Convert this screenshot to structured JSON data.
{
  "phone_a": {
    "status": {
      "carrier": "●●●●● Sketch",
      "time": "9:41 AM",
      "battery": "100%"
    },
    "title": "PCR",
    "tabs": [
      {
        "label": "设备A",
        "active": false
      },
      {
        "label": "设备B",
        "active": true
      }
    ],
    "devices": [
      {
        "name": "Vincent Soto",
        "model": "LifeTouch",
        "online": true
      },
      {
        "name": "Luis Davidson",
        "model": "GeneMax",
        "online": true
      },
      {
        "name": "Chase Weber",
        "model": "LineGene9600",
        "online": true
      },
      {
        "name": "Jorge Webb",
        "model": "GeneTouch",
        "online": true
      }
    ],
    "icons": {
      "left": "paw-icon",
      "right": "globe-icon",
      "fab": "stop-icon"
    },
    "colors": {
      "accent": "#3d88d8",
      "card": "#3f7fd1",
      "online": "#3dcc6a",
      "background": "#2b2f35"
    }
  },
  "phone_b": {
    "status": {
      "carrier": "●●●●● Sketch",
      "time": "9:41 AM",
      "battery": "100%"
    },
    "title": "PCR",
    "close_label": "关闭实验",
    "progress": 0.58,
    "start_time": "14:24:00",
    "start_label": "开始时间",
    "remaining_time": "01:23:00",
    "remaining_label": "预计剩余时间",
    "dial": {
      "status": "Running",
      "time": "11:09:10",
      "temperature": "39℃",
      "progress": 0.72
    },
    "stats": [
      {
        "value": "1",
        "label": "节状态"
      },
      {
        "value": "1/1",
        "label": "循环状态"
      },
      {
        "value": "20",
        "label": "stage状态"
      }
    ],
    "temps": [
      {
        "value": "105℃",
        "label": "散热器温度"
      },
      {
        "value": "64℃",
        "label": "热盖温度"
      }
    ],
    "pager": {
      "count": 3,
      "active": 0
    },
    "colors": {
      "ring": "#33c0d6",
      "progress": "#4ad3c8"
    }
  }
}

### [Job]
Take every line from the records above that has the word "progress" and copy it.

### [Finished exercise]
    "progress": 0.58,
      "progress": 0.72
      "progress": "#4ad3c8"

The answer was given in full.